**Short exercise**
Rewrite the listing from its first line through the line containing "daily-high-point — [262, 888, 278, 904]", substituting "daily-minimum-point" for each occurrence of "daily-low-point" and leaving everything else unchanged. Return only those lines.

(Excerpts from a layout annotation set)
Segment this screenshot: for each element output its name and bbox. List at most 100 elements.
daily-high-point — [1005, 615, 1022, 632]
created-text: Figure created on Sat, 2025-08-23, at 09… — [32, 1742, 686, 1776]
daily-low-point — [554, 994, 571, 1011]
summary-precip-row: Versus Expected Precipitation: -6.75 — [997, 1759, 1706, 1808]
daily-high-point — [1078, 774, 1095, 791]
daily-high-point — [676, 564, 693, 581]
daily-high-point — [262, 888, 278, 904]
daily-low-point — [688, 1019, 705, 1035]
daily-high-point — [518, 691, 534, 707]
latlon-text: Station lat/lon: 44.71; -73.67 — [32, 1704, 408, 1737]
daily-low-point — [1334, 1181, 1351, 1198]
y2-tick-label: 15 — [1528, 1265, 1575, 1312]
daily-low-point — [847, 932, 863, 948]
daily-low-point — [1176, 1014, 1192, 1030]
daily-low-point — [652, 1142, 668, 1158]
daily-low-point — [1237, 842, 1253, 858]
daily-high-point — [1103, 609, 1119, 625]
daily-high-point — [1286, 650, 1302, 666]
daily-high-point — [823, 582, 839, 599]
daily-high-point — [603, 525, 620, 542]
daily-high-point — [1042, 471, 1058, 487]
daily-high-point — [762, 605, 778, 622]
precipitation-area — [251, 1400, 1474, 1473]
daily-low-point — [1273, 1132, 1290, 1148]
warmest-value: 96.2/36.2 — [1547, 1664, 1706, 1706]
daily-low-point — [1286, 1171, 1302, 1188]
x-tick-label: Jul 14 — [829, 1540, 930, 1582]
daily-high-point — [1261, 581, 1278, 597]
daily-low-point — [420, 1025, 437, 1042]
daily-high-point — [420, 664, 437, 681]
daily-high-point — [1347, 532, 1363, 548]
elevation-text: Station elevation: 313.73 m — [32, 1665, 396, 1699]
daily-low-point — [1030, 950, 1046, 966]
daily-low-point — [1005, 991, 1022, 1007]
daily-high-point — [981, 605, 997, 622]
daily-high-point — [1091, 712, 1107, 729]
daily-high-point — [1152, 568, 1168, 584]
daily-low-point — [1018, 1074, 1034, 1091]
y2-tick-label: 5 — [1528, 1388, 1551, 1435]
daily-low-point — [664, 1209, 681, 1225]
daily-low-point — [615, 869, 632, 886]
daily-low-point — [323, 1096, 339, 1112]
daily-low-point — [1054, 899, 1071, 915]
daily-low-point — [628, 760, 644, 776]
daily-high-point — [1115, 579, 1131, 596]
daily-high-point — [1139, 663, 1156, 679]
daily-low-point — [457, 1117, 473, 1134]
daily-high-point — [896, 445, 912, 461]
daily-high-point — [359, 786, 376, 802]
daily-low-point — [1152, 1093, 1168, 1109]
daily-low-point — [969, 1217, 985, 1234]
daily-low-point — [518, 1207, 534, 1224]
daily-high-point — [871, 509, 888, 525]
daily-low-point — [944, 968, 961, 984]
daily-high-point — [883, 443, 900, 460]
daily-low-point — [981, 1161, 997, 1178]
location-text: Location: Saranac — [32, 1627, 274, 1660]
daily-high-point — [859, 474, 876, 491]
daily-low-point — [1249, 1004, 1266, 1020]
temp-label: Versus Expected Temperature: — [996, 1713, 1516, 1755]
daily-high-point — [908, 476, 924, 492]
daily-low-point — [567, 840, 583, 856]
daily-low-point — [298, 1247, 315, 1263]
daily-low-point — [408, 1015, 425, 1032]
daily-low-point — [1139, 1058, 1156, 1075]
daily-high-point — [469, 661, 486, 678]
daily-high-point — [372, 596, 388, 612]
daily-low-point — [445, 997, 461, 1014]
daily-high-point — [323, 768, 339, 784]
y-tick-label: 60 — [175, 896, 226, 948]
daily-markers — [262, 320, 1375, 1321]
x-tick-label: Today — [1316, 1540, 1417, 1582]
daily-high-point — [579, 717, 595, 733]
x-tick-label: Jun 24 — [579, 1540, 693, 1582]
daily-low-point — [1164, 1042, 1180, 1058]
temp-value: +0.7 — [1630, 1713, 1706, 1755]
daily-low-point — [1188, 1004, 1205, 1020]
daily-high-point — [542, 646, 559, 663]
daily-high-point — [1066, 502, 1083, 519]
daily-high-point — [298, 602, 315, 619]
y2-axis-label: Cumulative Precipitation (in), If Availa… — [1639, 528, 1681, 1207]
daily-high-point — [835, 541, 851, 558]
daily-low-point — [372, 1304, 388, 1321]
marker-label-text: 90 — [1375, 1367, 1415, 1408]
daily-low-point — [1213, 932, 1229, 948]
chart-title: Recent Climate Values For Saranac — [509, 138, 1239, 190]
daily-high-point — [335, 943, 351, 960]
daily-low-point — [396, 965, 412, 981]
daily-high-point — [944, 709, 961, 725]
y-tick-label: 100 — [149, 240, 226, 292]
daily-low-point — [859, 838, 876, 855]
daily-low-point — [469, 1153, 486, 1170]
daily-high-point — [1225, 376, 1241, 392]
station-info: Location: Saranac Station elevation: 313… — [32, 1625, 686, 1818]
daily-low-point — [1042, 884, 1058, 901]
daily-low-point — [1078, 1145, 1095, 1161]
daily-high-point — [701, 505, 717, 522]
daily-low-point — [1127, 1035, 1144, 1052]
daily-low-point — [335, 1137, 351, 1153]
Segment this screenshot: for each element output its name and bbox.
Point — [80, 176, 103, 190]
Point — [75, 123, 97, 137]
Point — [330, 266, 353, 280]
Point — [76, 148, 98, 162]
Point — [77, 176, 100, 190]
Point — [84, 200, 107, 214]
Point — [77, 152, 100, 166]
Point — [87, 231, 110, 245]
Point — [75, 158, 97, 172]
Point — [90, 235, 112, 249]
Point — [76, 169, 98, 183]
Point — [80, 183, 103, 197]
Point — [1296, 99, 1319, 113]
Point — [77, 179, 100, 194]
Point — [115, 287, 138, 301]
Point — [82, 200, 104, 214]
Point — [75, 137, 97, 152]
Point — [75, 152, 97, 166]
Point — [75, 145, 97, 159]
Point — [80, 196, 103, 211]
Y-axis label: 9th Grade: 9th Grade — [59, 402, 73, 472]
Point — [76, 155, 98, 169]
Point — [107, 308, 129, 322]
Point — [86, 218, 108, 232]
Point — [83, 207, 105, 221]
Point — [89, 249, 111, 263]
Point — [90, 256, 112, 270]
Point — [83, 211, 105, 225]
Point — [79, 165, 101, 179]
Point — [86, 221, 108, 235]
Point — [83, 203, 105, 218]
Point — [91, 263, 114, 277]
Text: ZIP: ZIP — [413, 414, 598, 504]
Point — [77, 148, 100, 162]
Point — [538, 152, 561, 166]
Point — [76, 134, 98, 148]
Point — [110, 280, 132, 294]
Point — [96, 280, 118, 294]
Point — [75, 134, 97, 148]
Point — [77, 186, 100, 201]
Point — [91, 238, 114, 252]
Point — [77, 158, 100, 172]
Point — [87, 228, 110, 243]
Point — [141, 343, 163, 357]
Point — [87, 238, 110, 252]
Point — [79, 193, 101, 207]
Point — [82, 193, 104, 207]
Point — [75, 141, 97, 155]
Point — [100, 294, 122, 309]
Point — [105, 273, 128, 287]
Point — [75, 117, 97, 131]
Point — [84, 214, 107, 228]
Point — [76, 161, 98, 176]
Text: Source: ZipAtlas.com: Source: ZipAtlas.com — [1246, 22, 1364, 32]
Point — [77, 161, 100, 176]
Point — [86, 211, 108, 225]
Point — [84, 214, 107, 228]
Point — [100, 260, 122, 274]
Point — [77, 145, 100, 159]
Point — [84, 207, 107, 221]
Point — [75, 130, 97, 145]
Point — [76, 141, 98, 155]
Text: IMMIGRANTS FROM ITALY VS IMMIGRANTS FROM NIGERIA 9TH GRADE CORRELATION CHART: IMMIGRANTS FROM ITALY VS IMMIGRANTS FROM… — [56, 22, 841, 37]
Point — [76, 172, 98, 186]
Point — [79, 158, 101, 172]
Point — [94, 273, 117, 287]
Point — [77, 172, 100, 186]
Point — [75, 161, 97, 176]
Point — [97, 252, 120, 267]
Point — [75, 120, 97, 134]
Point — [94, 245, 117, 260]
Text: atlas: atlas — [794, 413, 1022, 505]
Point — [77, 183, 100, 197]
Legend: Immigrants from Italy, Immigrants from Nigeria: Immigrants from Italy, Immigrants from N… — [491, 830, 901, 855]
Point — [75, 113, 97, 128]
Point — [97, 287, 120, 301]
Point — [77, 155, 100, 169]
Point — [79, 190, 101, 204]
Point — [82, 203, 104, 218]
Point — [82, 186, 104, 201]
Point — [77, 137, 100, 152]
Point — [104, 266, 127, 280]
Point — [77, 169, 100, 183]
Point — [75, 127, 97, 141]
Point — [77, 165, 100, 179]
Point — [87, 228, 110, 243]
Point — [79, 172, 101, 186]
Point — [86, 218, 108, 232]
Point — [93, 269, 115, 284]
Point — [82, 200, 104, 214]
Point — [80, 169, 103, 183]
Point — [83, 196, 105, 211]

**Solution below**
Segment this screenshot: for each element output its name and bbox. List at most 100 elements.
daily-high-point — [1005, 615, 1022, 632]
created-text: Figure created on Sat, 2025-08-23, at 09… — [32, 1742, 686, 1776]
daily-minimum-point — [554, 994, 571, 1011]
summary-precip-row: Versus Expected Precipitation: -6.75 — [997, 1759, 1706, 1808]
daily-high-point — [1078, 774, 1095, 791]
daily-high-point — [676, 564, 693, 581]
daily-high-point — [262, 888, 278, 904]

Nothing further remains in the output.